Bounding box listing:
— BEGIN —

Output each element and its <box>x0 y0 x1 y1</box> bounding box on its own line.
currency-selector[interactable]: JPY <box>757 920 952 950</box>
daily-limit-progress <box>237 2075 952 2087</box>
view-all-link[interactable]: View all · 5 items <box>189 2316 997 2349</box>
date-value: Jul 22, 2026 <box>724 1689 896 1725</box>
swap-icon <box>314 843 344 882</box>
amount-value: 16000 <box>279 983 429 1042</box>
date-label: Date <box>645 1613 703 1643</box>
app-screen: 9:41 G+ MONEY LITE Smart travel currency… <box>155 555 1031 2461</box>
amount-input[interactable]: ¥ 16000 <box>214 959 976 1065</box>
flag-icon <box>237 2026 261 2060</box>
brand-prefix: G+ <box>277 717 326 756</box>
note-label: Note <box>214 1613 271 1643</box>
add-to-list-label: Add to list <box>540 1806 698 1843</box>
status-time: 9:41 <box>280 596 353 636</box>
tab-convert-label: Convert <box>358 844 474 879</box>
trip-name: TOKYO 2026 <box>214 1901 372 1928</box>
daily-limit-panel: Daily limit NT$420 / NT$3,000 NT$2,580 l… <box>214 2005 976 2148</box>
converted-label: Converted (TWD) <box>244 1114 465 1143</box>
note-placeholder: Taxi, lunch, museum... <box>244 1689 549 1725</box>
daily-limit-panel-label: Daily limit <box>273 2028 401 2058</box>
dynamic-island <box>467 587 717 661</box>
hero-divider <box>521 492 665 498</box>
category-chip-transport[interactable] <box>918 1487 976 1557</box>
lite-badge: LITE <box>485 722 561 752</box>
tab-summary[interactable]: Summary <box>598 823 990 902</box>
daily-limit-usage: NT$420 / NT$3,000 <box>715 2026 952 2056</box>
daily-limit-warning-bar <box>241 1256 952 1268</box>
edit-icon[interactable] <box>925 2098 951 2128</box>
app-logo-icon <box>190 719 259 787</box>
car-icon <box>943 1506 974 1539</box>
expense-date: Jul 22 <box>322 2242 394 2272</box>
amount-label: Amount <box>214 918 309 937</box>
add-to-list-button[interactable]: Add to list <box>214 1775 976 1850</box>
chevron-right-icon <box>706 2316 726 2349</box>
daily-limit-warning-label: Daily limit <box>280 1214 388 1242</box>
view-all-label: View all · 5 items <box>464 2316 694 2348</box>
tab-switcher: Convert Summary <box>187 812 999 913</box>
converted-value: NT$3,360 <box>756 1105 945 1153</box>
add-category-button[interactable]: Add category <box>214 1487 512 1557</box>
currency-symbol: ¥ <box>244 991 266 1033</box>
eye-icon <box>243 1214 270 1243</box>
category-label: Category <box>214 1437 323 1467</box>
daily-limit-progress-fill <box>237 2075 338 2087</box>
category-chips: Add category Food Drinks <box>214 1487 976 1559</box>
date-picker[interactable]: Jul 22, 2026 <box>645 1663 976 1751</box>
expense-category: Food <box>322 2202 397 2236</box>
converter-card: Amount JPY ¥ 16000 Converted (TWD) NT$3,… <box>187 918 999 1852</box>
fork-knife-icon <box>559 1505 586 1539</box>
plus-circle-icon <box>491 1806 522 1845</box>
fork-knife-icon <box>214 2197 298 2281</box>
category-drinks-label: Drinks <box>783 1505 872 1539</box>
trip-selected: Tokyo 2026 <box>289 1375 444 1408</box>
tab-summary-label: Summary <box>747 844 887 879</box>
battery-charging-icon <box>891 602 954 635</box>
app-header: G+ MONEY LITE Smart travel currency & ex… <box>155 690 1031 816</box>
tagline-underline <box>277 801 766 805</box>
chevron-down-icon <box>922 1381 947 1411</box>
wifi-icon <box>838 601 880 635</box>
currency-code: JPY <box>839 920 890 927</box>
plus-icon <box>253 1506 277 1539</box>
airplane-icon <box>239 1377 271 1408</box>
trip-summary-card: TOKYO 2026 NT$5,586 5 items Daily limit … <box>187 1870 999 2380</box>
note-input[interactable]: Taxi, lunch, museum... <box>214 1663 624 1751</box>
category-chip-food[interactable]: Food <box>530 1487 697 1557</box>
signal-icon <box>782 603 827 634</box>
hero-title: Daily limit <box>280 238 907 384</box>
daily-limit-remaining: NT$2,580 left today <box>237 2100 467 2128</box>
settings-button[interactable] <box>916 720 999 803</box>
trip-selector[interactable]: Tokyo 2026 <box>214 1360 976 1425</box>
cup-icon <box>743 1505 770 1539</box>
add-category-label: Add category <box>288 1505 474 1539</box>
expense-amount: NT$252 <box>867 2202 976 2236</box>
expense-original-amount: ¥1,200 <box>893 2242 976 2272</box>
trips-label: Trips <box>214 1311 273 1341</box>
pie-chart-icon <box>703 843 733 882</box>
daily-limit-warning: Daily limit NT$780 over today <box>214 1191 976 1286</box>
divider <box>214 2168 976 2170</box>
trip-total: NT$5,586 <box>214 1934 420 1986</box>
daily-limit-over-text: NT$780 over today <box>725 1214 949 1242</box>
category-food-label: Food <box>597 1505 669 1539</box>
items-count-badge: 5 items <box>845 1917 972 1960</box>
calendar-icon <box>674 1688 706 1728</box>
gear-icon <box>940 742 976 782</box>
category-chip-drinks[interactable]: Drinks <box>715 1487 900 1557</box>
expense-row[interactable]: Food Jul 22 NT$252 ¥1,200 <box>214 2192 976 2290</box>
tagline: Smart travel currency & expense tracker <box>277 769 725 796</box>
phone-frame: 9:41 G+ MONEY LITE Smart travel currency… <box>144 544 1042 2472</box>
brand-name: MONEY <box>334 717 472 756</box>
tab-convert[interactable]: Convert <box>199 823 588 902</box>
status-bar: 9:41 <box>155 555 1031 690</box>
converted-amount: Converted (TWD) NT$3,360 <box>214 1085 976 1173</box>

— END —
— BEGIN —

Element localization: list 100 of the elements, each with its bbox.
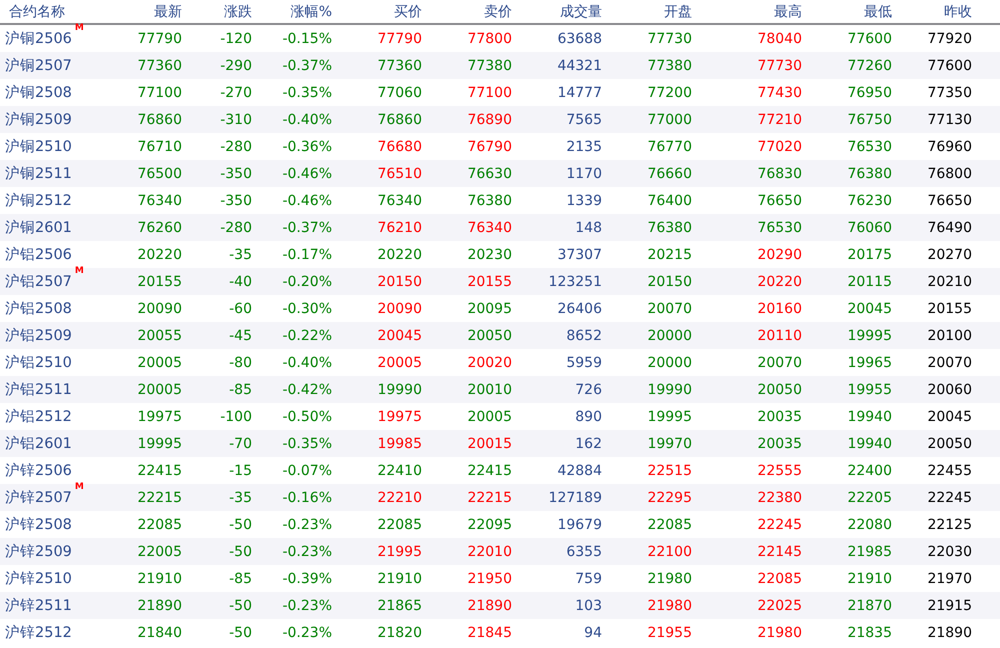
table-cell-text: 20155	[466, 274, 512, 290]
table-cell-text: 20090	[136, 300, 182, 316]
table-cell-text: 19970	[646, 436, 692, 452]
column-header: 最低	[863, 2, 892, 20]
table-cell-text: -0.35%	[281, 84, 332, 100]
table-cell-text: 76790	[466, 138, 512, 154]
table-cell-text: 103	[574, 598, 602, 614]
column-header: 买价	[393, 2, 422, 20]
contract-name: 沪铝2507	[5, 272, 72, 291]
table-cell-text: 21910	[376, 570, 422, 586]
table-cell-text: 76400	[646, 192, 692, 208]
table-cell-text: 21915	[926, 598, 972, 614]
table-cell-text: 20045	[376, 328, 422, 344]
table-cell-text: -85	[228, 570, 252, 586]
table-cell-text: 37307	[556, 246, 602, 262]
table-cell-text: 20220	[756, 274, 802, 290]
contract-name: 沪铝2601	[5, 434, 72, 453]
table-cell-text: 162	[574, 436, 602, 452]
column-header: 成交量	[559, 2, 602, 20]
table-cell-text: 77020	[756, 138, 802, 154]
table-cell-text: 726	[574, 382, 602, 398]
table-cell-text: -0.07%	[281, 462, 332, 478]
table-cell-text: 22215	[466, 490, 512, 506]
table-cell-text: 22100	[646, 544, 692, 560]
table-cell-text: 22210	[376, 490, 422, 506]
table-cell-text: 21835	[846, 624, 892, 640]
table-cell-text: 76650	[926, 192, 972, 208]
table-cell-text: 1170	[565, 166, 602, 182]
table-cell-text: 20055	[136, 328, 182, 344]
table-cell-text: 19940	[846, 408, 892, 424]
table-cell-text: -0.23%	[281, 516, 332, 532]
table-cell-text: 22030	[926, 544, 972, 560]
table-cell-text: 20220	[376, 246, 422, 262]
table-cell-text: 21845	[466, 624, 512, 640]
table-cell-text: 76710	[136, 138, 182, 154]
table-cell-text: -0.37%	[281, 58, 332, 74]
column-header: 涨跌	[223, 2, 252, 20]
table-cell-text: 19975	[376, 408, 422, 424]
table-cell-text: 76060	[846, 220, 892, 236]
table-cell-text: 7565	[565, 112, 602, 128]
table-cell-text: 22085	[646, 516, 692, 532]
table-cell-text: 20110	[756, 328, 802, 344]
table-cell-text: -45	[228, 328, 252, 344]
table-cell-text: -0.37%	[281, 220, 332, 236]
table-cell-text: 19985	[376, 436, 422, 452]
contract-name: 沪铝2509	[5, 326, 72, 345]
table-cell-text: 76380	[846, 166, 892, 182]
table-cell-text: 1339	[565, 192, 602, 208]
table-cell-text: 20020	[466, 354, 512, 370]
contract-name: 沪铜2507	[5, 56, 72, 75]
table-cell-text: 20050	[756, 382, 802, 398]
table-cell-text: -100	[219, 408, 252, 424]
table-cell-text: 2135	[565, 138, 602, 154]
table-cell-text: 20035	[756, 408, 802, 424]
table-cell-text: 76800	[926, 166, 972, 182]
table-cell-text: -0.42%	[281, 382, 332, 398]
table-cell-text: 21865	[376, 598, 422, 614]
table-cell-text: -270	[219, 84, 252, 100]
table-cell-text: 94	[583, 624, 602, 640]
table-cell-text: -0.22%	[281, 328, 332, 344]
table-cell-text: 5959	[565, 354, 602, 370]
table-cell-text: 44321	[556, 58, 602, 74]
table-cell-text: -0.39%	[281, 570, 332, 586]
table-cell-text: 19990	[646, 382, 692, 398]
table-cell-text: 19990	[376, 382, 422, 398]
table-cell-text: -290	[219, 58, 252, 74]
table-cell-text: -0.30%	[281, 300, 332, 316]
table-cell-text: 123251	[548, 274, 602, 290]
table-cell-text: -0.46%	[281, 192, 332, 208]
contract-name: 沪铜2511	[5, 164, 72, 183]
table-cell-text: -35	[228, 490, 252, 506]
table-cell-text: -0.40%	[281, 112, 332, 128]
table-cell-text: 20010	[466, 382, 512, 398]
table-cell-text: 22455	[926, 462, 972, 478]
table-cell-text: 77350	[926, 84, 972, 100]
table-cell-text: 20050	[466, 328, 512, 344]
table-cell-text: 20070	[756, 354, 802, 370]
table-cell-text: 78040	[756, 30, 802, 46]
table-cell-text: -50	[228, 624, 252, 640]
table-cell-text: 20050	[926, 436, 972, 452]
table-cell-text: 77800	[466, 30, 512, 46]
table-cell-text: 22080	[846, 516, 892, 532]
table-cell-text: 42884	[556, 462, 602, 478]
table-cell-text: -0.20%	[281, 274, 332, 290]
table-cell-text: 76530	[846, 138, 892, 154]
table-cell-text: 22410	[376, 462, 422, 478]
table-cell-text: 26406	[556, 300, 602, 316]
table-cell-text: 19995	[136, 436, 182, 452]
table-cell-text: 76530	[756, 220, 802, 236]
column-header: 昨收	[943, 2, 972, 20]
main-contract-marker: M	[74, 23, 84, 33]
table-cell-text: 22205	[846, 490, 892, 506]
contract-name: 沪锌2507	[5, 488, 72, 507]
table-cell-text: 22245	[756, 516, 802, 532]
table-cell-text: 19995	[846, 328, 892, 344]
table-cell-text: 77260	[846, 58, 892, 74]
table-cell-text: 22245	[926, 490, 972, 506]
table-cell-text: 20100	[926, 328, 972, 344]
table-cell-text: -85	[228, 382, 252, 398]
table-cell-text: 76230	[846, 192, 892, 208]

— END —
— BEGIN —

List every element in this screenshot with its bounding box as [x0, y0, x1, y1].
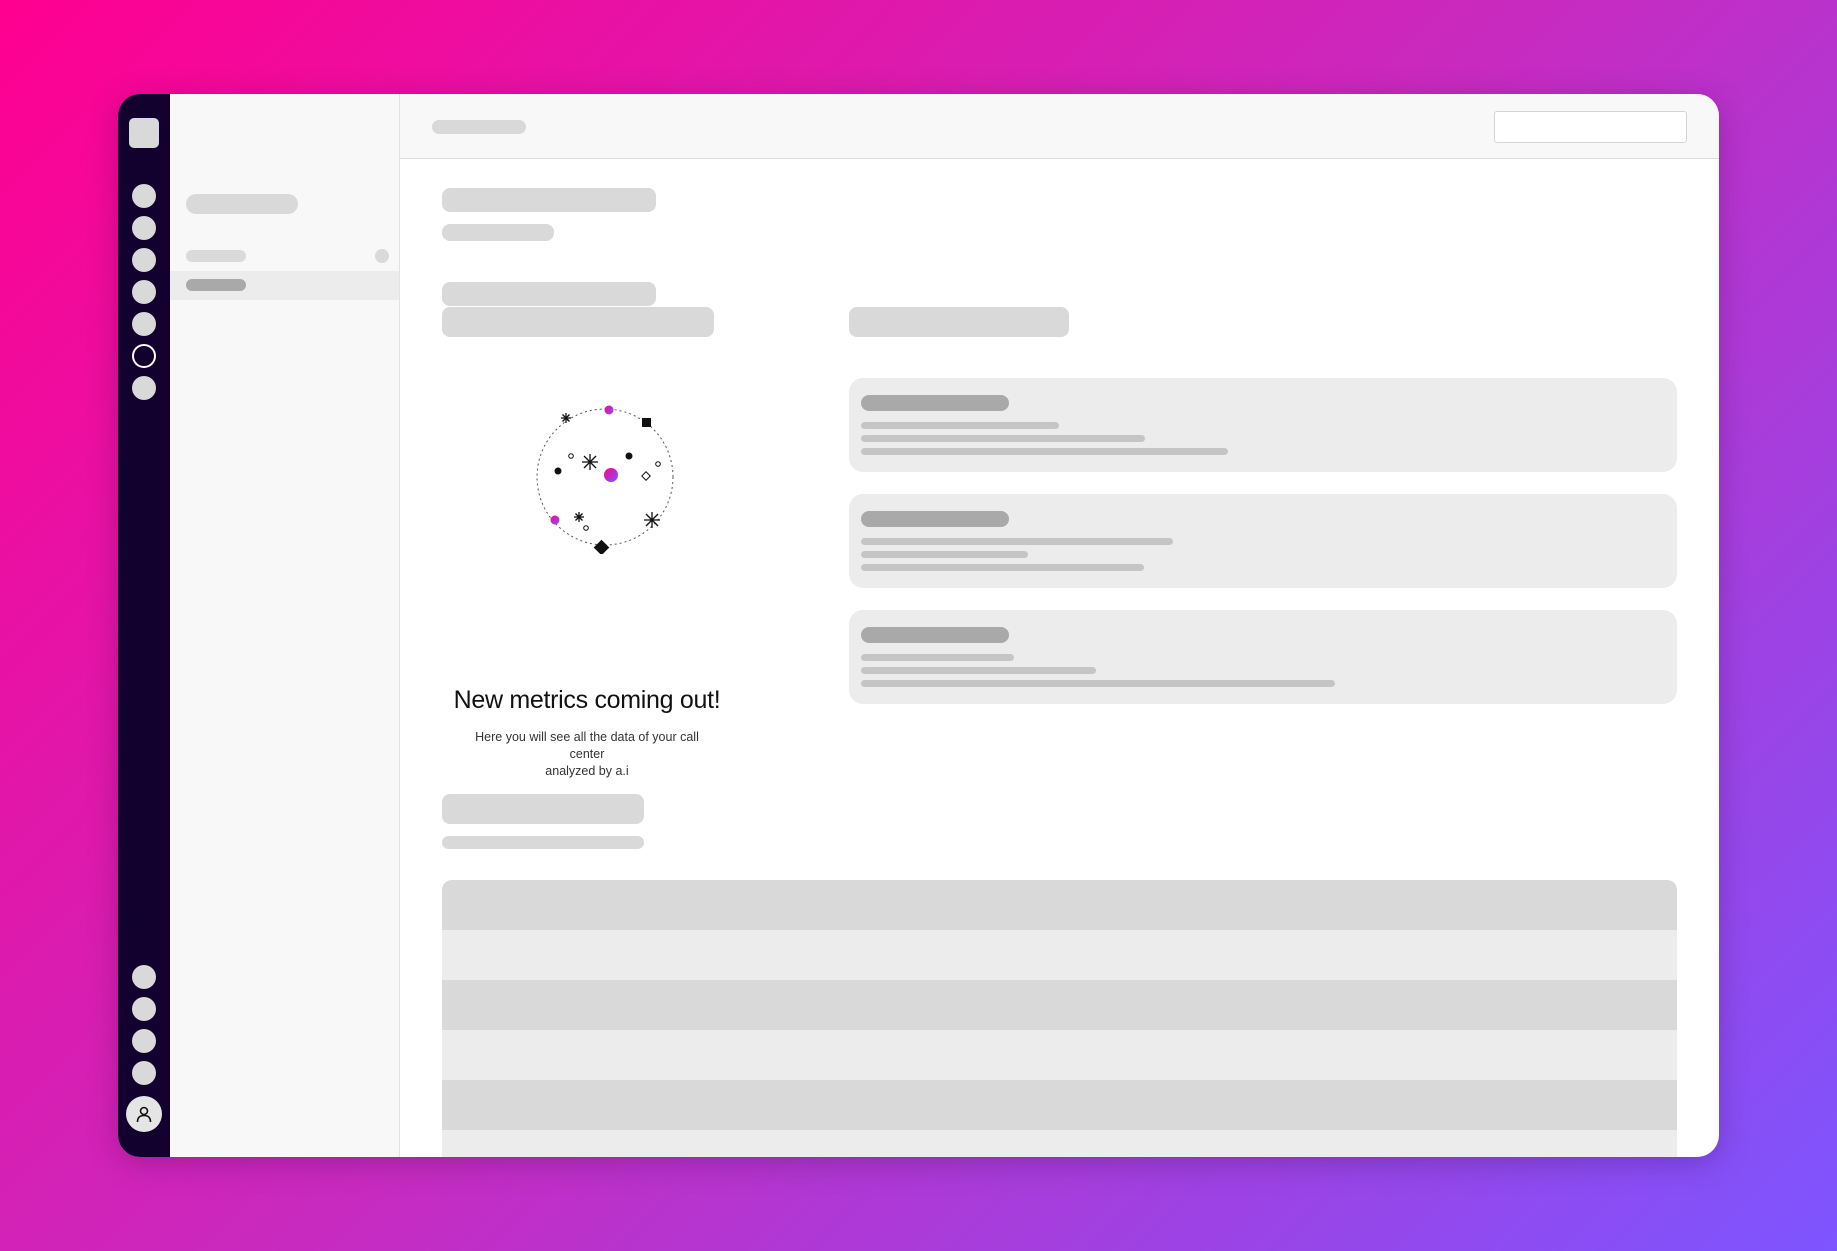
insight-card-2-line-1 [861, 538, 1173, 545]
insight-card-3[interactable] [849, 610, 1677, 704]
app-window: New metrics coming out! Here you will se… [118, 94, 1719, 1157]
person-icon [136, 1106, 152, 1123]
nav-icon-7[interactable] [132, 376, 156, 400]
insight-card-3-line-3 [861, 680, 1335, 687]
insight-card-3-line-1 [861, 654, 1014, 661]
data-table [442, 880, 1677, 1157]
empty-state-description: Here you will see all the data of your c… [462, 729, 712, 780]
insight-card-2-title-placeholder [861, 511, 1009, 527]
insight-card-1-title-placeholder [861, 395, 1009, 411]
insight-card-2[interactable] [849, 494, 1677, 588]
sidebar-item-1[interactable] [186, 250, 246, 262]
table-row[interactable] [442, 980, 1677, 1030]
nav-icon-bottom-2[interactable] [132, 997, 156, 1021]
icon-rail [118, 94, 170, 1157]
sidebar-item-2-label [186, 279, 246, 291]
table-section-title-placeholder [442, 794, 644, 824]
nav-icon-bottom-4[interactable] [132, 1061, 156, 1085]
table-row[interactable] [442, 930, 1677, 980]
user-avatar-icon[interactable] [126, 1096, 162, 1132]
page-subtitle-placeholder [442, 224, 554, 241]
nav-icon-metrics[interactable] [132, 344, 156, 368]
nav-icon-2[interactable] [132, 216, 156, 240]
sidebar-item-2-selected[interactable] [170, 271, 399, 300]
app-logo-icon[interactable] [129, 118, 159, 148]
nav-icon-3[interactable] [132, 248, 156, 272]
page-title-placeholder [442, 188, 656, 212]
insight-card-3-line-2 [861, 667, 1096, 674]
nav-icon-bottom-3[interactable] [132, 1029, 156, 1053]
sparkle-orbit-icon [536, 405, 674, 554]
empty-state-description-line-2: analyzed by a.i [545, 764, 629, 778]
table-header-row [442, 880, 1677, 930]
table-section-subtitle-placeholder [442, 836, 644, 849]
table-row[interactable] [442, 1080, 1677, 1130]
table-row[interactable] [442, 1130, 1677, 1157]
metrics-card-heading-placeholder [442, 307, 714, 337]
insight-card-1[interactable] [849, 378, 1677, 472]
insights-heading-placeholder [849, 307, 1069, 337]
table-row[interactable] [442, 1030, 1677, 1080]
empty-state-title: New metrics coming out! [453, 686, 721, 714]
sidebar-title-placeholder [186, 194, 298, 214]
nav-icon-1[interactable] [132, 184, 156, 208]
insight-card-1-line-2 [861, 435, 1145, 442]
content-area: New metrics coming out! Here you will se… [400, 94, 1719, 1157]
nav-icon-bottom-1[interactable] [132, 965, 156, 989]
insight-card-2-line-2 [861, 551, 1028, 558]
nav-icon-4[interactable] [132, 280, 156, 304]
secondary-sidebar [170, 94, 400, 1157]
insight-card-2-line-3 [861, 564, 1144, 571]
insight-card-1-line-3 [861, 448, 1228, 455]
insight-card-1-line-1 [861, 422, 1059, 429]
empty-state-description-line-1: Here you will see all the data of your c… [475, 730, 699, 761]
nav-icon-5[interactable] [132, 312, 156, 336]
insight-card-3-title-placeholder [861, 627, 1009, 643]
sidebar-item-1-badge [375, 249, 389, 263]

— END —

Direction: Put every line of the listing from the one containing "274, 512, 290]" down to the one containing "246, 602, 262]", both included, into a numbered list with no blank lines.

Answer for this exercise:
1. table-cell-text: 20155	[466, 274, 512, 290]
2. table-cell-text: 20090	[136, 300, 182, 316]
3. table-cell-text: 19970	[646, 436, 692, 452]
4. column-header: 最低	[863, 2, 892, 20]
5. table-cell-text: -0.35%	[281, 84, 332, 100]
6. table-cell-text: 76790	[466, 138, 512, 154]
7. table-cell-text: 103	[574, 598, 602, 614]
8. column-header: 买价	[393, 2, 422, 20]
9. contract-name: 沪铝2507	[5, 272, 72, 291]
10. table-cell-text: 21910	[376, 570, 422, 586]
11. table-cell-text: 76400	[646, 192, 692, 208]
12. table-cell-text: 21915	[926, 598, 972, 614]
13. table-cell-text: 20045	[376, 328, 422, 344]
14. table-cell-text: -85	[228, 570, 252, 586]
15. table-cell-text: 37307	[556, 246, 602, 262]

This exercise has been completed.